# start of Dataset records

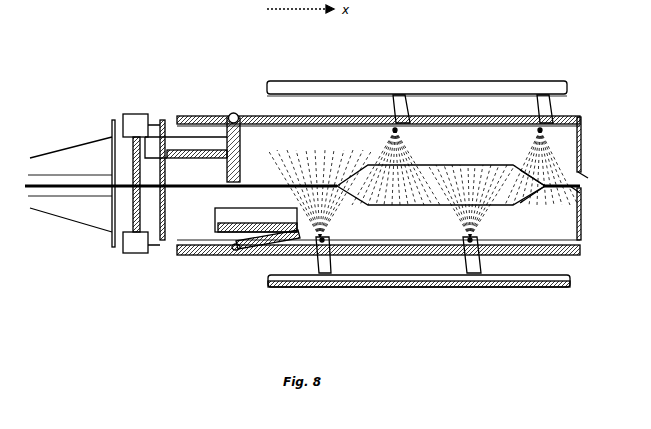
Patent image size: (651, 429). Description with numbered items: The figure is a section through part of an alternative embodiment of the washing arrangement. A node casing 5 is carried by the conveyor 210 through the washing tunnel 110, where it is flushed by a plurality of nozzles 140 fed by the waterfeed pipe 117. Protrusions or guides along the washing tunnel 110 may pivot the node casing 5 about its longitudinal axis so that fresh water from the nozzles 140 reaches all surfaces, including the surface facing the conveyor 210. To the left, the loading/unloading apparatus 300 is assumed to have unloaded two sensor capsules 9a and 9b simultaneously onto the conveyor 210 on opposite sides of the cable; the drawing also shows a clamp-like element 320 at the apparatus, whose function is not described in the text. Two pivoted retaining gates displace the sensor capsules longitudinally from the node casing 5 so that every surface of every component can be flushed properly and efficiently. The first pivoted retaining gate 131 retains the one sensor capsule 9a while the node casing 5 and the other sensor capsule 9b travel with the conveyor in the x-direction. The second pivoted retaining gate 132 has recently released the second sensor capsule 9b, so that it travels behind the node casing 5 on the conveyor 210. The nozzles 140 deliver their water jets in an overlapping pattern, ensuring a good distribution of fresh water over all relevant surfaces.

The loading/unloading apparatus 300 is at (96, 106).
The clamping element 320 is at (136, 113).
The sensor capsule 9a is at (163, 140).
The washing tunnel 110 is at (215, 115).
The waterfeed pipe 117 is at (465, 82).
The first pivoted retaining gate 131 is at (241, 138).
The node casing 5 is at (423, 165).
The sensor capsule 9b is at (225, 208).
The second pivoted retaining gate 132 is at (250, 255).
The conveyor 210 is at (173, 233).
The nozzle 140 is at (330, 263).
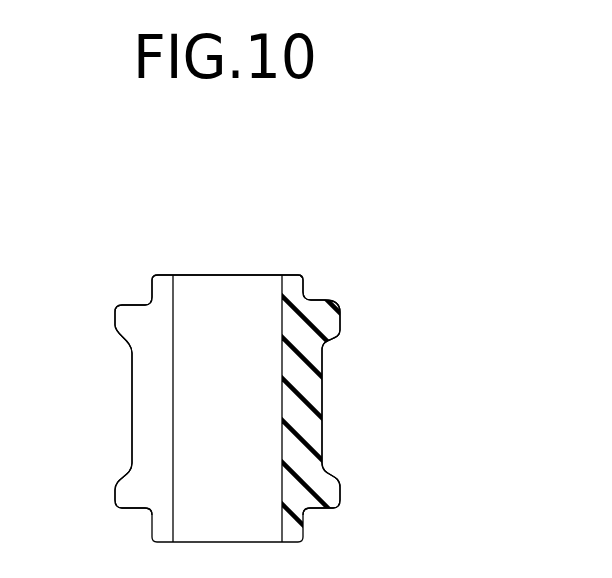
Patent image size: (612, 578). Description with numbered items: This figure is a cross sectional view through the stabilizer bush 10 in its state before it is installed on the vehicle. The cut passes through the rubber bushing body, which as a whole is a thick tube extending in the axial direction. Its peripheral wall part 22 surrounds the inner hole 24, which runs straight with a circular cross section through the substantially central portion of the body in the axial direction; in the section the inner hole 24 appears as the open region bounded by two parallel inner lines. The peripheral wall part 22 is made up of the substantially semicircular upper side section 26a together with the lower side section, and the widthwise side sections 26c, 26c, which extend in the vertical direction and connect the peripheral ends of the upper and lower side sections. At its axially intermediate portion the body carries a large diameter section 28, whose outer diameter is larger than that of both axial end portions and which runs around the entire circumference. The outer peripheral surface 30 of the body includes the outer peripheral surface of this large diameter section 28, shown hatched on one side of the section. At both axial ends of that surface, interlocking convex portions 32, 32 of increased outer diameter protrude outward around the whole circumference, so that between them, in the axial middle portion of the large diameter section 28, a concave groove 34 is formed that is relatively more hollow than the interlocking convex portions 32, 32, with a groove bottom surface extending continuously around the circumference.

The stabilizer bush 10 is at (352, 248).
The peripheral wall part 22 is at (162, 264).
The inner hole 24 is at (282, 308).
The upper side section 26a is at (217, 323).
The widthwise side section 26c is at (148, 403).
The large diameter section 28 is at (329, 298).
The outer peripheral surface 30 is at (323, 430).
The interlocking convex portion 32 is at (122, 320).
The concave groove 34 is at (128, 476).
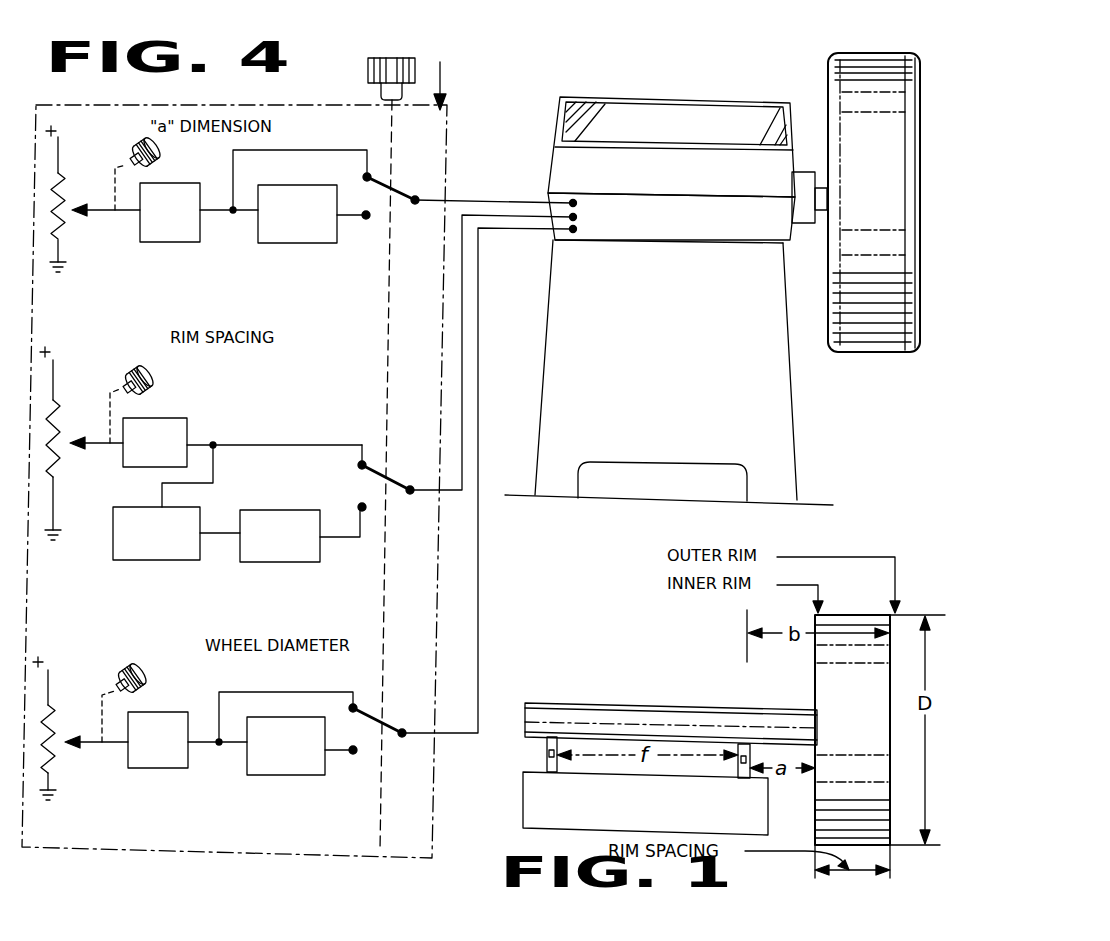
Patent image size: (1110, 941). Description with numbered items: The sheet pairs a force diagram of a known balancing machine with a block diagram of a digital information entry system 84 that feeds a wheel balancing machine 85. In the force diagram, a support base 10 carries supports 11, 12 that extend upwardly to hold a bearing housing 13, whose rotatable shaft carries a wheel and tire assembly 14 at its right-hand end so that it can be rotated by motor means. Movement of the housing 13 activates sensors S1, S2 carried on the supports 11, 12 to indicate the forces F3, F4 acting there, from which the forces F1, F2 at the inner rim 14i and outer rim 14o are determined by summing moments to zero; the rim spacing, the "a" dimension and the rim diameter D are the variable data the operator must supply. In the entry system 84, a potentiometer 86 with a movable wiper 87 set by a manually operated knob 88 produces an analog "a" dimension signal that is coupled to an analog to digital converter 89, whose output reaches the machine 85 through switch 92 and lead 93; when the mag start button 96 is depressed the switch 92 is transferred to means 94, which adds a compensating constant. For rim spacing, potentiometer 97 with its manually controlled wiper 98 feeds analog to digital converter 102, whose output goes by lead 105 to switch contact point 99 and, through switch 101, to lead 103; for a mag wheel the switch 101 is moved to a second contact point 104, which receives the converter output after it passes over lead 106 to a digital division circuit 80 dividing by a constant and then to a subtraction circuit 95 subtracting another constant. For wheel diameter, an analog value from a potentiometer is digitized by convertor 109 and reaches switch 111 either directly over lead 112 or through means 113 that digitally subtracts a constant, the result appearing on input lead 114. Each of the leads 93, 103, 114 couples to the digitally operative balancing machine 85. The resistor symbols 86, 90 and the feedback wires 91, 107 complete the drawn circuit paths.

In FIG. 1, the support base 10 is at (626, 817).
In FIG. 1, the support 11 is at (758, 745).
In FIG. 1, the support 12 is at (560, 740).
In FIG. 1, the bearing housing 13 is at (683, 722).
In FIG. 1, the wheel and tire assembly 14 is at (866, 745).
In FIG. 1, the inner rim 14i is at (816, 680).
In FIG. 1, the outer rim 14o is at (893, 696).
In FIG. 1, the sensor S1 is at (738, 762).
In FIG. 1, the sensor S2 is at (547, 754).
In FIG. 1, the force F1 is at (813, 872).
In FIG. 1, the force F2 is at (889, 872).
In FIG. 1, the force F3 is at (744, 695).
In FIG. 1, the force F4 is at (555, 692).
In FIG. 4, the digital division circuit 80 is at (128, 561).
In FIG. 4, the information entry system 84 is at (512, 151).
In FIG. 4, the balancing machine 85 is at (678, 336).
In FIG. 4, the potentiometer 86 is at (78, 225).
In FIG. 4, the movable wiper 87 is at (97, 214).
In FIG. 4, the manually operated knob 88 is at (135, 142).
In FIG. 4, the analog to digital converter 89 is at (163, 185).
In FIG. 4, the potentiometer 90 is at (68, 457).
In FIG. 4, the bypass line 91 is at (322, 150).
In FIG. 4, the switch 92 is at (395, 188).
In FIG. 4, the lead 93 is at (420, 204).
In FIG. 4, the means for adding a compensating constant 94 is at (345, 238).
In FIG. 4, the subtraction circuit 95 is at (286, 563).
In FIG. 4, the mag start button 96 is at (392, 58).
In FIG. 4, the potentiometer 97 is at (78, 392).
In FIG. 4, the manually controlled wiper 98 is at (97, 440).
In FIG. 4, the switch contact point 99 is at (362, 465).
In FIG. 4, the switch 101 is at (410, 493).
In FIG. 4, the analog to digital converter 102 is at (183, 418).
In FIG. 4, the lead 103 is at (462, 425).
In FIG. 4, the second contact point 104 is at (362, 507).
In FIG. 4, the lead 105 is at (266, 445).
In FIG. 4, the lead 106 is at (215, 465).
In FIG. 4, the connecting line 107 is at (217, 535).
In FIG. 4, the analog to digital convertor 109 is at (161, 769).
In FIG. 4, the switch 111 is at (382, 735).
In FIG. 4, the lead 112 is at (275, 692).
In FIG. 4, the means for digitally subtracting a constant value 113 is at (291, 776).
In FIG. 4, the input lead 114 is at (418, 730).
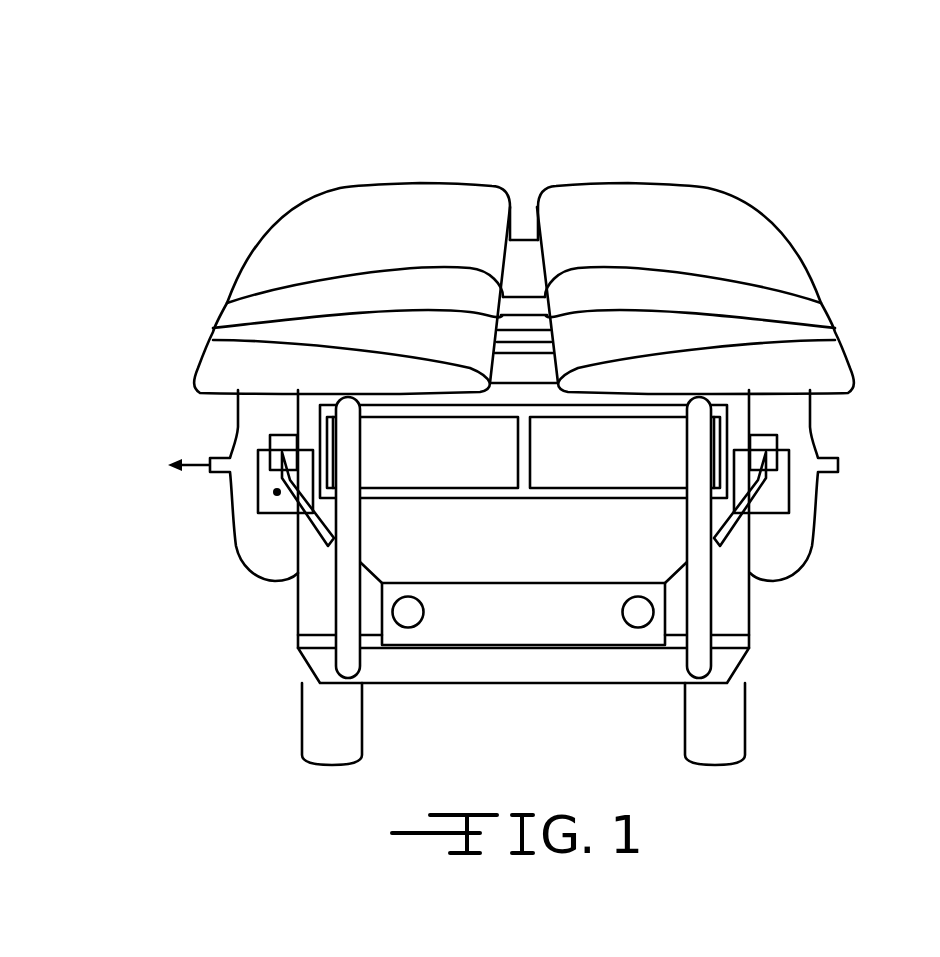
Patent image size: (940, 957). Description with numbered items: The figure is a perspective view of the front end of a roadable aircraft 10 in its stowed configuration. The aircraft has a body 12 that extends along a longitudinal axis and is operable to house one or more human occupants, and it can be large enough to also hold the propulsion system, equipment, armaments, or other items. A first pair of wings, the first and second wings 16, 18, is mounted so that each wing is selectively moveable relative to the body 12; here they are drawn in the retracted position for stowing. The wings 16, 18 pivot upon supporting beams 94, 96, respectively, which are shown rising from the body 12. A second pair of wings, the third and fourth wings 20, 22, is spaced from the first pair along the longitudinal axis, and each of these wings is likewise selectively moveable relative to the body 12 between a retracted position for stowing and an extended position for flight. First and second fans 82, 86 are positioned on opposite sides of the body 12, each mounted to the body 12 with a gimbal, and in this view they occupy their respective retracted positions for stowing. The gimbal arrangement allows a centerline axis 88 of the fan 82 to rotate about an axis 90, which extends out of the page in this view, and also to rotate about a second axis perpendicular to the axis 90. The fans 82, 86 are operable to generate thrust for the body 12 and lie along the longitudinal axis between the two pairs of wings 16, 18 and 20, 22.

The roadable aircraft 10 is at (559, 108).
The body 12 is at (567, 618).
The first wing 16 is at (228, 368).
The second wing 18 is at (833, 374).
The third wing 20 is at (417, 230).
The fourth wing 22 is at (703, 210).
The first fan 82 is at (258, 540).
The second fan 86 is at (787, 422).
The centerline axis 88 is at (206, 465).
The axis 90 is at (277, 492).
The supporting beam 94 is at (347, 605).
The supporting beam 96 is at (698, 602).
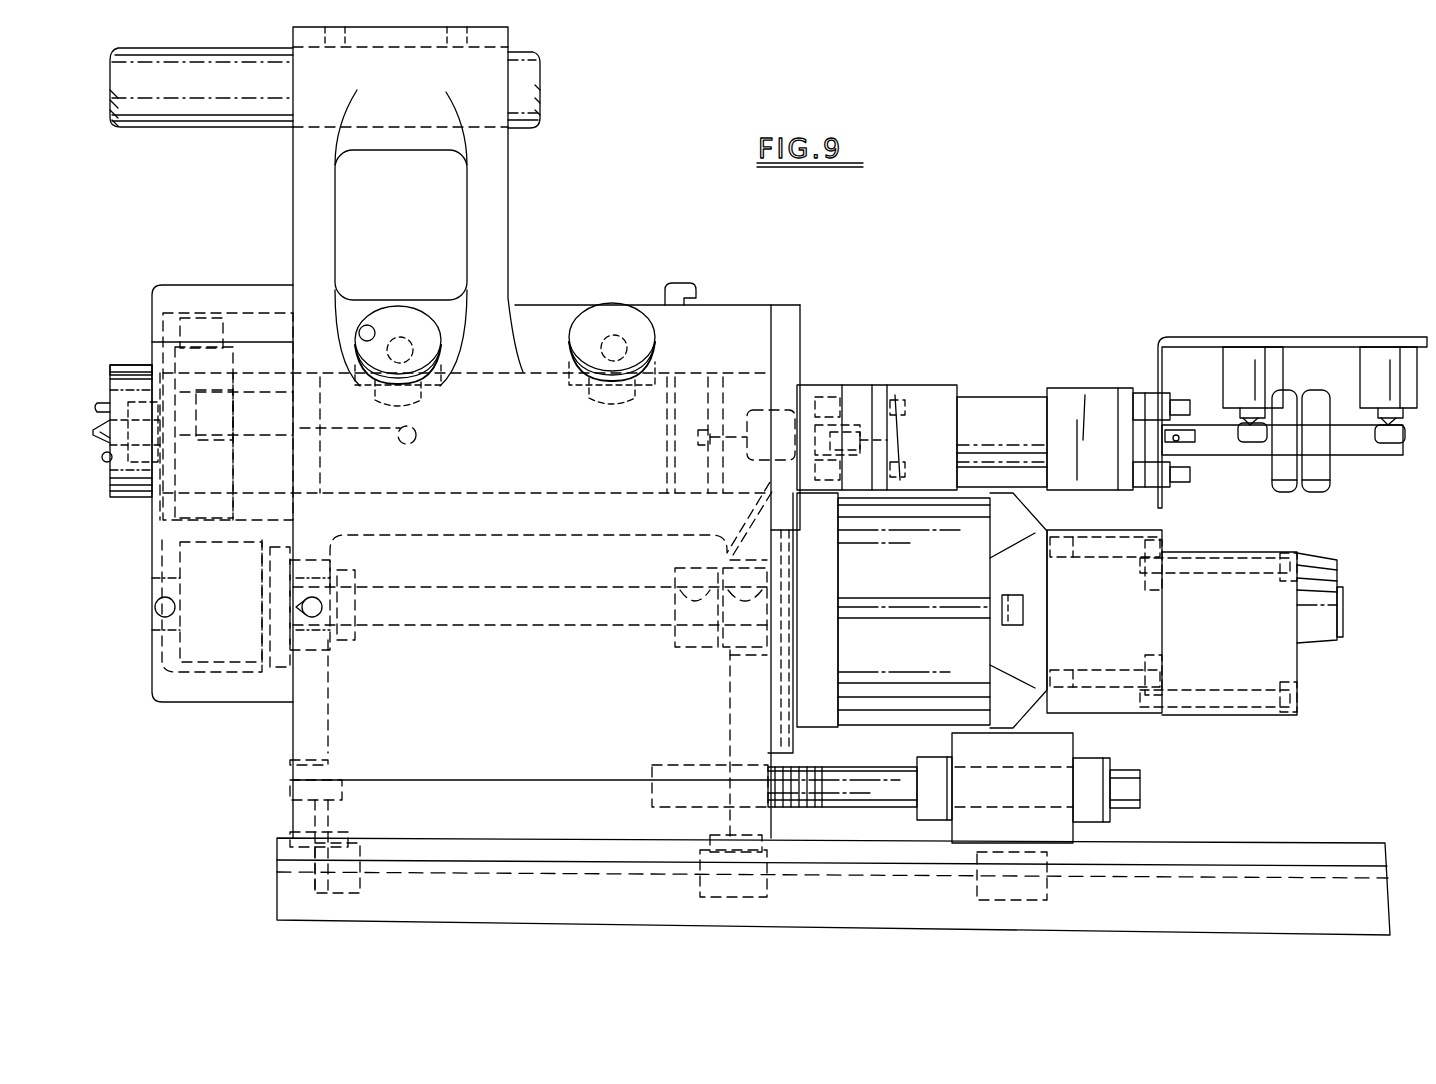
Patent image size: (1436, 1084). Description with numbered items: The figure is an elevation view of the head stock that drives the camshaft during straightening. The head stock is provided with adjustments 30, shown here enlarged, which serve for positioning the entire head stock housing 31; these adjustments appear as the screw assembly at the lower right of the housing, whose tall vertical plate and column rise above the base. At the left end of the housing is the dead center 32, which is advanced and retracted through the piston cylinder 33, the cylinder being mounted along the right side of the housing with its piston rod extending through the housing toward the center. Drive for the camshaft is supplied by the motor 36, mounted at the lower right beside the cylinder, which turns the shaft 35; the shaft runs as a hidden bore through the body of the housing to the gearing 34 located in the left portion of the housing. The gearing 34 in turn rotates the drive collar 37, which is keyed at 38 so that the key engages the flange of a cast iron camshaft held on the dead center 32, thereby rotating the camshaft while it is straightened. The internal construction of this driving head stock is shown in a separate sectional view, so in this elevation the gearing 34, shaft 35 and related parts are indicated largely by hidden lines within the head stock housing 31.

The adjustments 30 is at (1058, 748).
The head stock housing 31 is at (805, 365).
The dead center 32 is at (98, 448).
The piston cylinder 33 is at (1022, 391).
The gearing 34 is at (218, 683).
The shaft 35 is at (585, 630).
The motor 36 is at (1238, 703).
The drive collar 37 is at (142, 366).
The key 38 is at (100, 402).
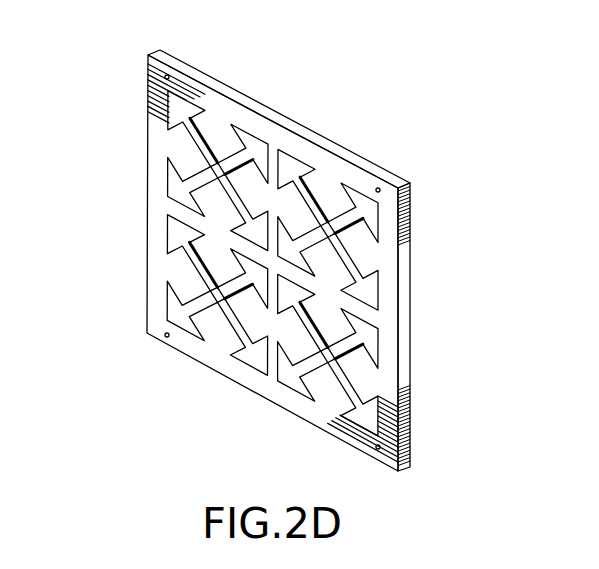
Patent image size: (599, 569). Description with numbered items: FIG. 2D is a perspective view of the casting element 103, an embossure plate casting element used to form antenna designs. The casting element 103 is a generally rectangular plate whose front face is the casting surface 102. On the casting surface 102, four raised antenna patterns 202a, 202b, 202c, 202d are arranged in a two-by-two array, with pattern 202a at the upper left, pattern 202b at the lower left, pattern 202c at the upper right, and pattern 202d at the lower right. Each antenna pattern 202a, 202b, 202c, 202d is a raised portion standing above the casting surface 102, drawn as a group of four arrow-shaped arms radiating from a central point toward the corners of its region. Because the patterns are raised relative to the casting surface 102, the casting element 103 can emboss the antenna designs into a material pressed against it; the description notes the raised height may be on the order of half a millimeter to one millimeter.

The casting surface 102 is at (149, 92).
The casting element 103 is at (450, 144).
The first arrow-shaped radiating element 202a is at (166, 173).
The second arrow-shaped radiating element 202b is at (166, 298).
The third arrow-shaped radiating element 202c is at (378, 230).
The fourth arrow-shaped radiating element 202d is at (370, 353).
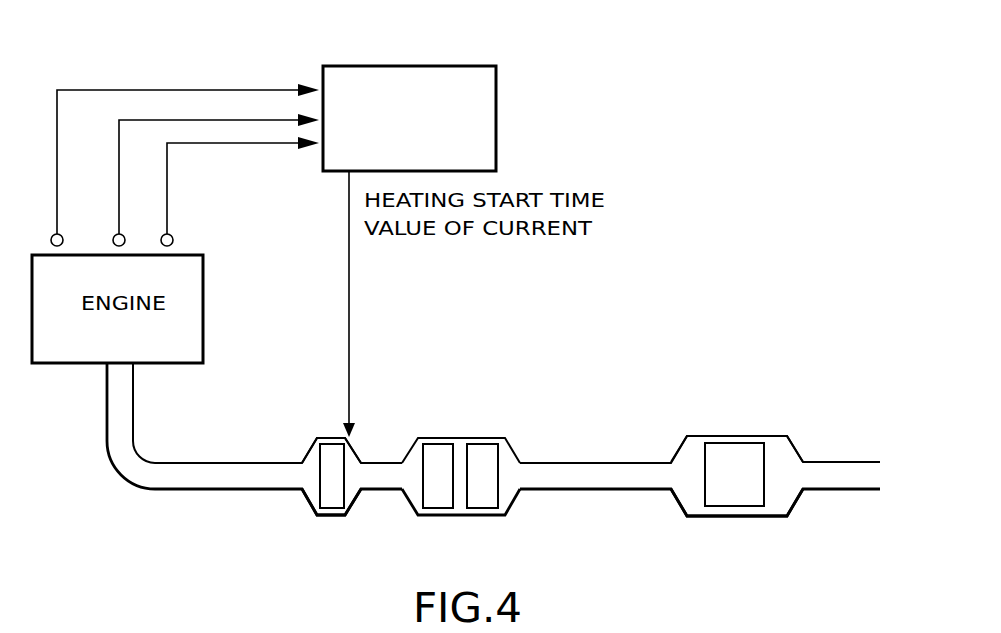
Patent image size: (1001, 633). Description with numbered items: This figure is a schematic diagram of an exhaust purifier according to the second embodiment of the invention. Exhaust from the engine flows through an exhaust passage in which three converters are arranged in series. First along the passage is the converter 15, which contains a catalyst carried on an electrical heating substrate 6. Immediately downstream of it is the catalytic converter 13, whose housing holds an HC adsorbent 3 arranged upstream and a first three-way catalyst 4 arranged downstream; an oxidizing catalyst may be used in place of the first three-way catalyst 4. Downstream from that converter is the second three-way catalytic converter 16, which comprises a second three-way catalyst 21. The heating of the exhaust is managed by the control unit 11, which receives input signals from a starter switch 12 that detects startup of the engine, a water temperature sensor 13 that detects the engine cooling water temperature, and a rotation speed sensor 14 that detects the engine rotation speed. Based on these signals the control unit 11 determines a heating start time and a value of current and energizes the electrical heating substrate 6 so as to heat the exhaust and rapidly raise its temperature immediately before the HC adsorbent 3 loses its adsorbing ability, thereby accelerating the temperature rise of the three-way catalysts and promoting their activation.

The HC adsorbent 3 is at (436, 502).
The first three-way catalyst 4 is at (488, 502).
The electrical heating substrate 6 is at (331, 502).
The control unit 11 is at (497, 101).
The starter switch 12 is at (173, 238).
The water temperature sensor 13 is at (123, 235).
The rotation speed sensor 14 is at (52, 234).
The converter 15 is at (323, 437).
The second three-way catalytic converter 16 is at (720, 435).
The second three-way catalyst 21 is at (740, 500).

# end of Dataset records

## Problem statement:
Please count the lines in the entries above that contain the string "rotation", treating uppercase and lowercase letters as different. Reply with the number alone.

## Final result:
2